Layout records:
↓
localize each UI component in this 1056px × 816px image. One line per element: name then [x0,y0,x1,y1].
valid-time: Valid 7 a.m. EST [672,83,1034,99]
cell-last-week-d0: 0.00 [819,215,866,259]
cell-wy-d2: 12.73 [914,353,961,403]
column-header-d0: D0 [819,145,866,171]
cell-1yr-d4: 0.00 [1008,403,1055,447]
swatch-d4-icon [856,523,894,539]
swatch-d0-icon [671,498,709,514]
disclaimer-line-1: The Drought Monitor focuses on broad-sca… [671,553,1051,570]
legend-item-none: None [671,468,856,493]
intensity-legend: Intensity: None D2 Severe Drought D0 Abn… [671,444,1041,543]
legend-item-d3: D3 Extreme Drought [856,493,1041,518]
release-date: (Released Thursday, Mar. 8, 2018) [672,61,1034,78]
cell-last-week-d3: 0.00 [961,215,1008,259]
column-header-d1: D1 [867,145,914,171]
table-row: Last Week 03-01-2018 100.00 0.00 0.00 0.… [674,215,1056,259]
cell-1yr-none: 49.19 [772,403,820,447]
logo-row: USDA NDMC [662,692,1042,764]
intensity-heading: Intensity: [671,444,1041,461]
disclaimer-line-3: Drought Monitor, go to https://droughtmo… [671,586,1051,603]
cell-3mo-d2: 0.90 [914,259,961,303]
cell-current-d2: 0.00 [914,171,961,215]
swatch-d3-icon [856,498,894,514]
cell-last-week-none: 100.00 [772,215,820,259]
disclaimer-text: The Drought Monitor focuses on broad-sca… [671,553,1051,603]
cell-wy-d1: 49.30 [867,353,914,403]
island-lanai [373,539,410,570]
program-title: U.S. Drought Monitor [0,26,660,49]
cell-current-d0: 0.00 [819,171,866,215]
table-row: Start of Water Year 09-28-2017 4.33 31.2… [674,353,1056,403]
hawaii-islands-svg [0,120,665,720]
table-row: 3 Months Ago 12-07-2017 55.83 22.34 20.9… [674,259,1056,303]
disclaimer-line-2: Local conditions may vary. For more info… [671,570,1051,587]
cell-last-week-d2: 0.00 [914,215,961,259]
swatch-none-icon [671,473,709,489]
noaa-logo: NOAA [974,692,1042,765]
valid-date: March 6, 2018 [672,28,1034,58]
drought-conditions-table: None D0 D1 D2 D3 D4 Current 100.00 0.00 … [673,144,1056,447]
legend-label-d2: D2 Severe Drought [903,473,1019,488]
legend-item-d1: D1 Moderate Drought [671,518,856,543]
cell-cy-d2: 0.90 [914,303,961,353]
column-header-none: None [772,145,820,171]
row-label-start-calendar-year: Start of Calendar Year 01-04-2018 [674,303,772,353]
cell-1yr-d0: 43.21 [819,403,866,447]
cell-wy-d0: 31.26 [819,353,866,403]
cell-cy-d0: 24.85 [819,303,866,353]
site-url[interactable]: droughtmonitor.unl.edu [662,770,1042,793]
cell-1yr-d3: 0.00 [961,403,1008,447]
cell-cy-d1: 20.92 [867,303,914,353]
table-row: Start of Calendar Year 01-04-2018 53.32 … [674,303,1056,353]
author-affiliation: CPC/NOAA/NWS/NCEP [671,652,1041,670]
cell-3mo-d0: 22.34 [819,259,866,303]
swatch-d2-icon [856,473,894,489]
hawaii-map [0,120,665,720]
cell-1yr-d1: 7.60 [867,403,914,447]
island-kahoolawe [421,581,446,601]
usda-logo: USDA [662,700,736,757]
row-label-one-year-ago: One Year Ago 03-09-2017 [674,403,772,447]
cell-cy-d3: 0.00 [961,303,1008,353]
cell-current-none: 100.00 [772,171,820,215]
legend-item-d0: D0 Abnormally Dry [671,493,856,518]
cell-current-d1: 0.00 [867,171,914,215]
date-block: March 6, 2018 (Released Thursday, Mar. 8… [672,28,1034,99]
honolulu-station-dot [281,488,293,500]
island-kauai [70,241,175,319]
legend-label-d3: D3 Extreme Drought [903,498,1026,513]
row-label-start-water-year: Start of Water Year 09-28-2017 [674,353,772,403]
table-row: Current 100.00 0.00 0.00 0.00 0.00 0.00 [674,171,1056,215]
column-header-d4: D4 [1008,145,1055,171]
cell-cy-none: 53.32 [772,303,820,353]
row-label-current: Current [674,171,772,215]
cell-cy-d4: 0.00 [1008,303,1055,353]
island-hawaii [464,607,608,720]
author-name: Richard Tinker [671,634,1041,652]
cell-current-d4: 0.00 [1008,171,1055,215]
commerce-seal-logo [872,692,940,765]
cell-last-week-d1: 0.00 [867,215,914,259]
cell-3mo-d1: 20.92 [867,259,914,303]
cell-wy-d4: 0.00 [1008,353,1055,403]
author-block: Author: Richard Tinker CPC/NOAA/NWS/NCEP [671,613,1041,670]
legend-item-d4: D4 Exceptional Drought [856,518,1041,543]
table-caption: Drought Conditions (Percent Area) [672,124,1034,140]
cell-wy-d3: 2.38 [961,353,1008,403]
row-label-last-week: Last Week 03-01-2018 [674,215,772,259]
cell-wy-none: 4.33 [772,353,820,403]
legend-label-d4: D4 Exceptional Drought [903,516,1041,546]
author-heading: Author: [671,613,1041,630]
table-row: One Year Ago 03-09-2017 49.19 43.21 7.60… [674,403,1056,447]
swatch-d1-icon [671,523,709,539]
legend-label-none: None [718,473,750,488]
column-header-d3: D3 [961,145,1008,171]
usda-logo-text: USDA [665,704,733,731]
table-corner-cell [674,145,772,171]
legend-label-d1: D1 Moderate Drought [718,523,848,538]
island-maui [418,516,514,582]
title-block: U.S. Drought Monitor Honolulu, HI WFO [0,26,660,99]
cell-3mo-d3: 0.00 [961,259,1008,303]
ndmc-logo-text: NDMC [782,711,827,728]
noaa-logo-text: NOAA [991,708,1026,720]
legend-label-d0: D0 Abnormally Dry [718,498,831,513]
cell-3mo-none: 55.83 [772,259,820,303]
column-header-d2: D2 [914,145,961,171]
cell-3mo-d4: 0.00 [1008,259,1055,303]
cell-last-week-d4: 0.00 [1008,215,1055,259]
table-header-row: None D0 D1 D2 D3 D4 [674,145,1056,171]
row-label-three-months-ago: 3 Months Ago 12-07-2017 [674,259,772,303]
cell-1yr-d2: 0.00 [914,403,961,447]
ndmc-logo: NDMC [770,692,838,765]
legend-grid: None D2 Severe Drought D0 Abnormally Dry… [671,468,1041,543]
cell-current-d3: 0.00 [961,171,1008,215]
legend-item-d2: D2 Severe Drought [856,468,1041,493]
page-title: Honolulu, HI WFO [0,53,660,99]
↑
WHAT TO DO: Can you put every line of the layout records above into a numbered list, leaving out any blank lines?

SOLUTION FOR THIS PROBLEM:
1. localize each UI component in this 1056px × 816px image. One line per element: name then [x0,y0,x1,y1].
2. valid-time: Valid 7 a.m. EST [672,83,1034,99]
3. cell-last-week-d0: 0.00 [819,215,866,259]
4. cell-wy-d2: 12.73 [914,353,961,403]
5. column-header-d0: D0 [819,145,866,171]
6. cell-1yr-d4: 0.00 [1008,403,1055,447]
7. swatch-d4-icon [856,523,894,539]
8. swatch-d0-icon [671,498,709,514]
9. disclaimer-line-1: The Drought Monitor focuses on broad-sca… [671,553,1051,570]
10. legend-item-none: None [671,468,856,493]
11. intensity-legend: Intensity: None D2 Severe Drought D0 Abn… [671,444,1041,543]
12. legend-item-d3: D3 Extreme Drought [856,493,1041,518]
13. release-date: (Released Thursday, Mar. 8, 2018) [672,61,1034,78]
14. cell-last-week-d3: 0.00 [961,215,1008,259]
15. column-header-d1: D1 [867,145,914,171]
16. table-row: Last Week 03-01-2018 100.00 0.00 0.00 0.… [674,215,1056,259]
17. cell-1yr-none: 49.19 [772,403,820,447]
18. logo-row: USDA NDMC [662,692,1042,764]
19. intensity-heading: Intensity: [671,444,1041,461]
20. disclaimer-line-3: Drought Monitor, go to https://droughtmo… [671,586,1051,603]
21. cell-3mo-d2: 0.90 [914,259,961,303]
22. cell-current-d2: 0.00 [914,171,961,215]
23. swatch-d3-icon [856,498,894,514]
24. cell-last-week-none: 100.00 [772,215,820,259]
25. disclaimer-text: The Drought Monitor focuses on broad-sca… [671,553,1051,603]
26. cell-wy-d1: 49.30 [867,353,914,403]
27. island-lanai [373,539,410,570]
28. program-title: U.S. Drought Monitor [0,26,660,49]
29. cell-current-d0: 0.00 [819,171,866,215]
30. table-row: Start of Water Year 09-28-2017 4.33 31.2… [674,353,1056,403]
31. hawaii-islands-svg [0,120,665,720]
32. table-row: 3 Months Ago 12-07-2017 55.83 22.34 20.9… [674,259,1056,303]
33. disclaimer-line-2: Local conditions may vary. For more info… [671,570,1051,587]
34. cell-last-week-d2: 0.00 [914,215,961,259]
35. swatch-none-icon [671,473,709,489]
36. noaa-logo: NOAA [974,692,1042,765]
37. valid-date: March 6, 2018 [672,28,1034,58]
38. drought-conditions-table: None D0 D1 D2 D3 D4 Current 100.00 0.00 … [673,144,1056,447]
39. legend-label-d2: D2 Severe Drought [903,473,1019,488]
40. legend-item-d1: D1 Moderate Drought [671,518,856,543]
41. cell-cy-d2: 0.90 [914,303,961,353]
42. column-header-none: None [772,145,820,171]
43. row-label-start-calendar-year: Start of Calendar Year 01-04-2018 [674,303,772,353]
44. cell-1yr-d0: 43.21 [819,403,866,447]
45. cell-wy-d0: 31.26 [819,353,866,403]
46. cell-cy-d0: 24.85 [819,303,866,353]
47. site-url[interactable]: droughtmonitor.unl.edu [662,770,1042,793]
48. cell-1yr-d3: 0.00 [961,403,1008,447]
49. cell-cy-d1: 20.92 [867,303,914,353]
50. table-row: Start of Calendar Year 01-04-2018 53.32 … [674,303,1056,353]
51. author-affiliation: CPC/NOAA/NWS/NCEP [671,652,1041,670]
52. cell-3mo-d0: 22.34 [819,259,866,303]
53. swatch-d2-icon [856,473,894,489]
54. hawaii-map [0,120,665,720]
55. cell-1yr-d1: 7.60 [867,403,914,447]
56. island-kahoolawe [421,581,446,601]
57. usda-logo: USDA [662,700,736,757]
58. row-label-one-year-ago: One Year Ago 03-09-2017 [674,403,772,447]
59. cell-cy-d3: 0.00 [961,303,1008,353]
60. cell-current-none: 100.00 [772,171,820,215]
61. legend-item-d0: D0 Abnormally Dry [671,493,856,518]
62. cell-current-d1: 0.00 [867,171,914,215]
63. date-block: March 6, 2018 (Released Thursday, Mar. 8… [672,28,1034,99]
64. honolulu-station-dot [281,488,293,500]
65. island-kauai [70,241,175,319]
66. legend-label-d3: D3 Extreme Drought [903,498,1026,513]
67. row-label-start-water-year: Start of Water Year 09-28-2017 [674,353,772,403]
68. table-row: Current 100.00 0.00 0.00 0.00 0.00 0.00 [674,171,1056,215]
69. column-header-d4: D4 [1008,145,1055,171]
70. cell-cy-none: 53.32 [772,303,820,353]
71. row-label-current: Current [674,171,772,215]
72. cell-cy-d4: 0.00 [1008,303,1055,353]
73. island-hawaii [464,607,608,720]
74. author-name: Richard Tinker [671,634,1041,652]
75. cell-current-d4: 0.00 [1008,171,1055,215]
76. commerce-seal-logo [872,692,940,765]
77. cell-last-week-d1: 0.00 [867,215,914,259]
78. cell-3mo-d1: 20.92 [867,259,914,303]
79. cell-wy-d4: 0.00 [1008,353,1055,403]
80. author-block: Author: Richard Tinker CPC/NOAA/NWS/NCEP [671,613,1041,670]
81. legend-item-d4: D4 Exceptional Drought [856,518,1041,543]
82. table-caption: Drought Conditions (Percent Area) [672,124,1034,140]
83. cell-wy-d3: 2.38 [961,353,1008,403]
84. row-label-last-week: Last Week 03-01-2018 [674,215,772,259]
85. cell-wy-none: 4.33 [772,353,820,403]
86. legend-label-d4: D4 Exceptional Drought [903,516,1041,546]
87. author-heading: Author: [671,613,1041,630]
88. table-row: One Year Ago 03-09-2017 49.19 43.21 7.60… [674,403,1056,447]
89. swatch-d1-icon [671,523,709,539]
90. legend-label-none: None [718,473,750,488]
91. column-header-d3: D3 [961,145,1008,171]
92. usda-logo-text: USDA [665,704,733,731]
93. table-corner-cell [674,145,772,171]
94. legend-label-d1: D1 Moderate Drought [718,523,848,538]
95. island-maui [418,516,514,582]
96. title-block: U.S. Drought Monitor Honolulu, HI WFO [0,26,660,99]
97. cell-3mo-d3: 0.00 [961,259,1008,303]
98. ndmc-logo-text: NDMC [782,711,827,728]
99. noaa-logo-text: NOAA [991,708,1026,720]
100. legend-label-d0: D0 Abnormally Dry [718,498,831,513]
101. cell-3mo-none: 55.83 [772,259,820,303]
102. column-header-d2: D2 [914,145,961,171]
103. cell-3mo-d4: 0.00 [1008,259,1055,303]
104. cell-last-week-d4: 0.00 [1008,215,1055,259]
105. table-header-row: None D0 D1 D2 D3 D4 [674,145,1056,171]
106. row-label-three-months-ago: 3 Months Ago 12-07-2017 [674,259,772,303]
107. cell-1yr-d2: 0.00 [914,403,961,447]
108. ndmc-logo: NDMC [770,692,838,765]
109. legend-grid: None D2 Severe Drought D0 Abnormally Dry… [671,468,1041,543]
110. cell-current-d3: 0.00 [961,171,1008,215]
111. legend-item-d2: D2 Severe Drought [856,468,1041,493]
112. page-title: Honolulu, HI WFO [0,53,660,99]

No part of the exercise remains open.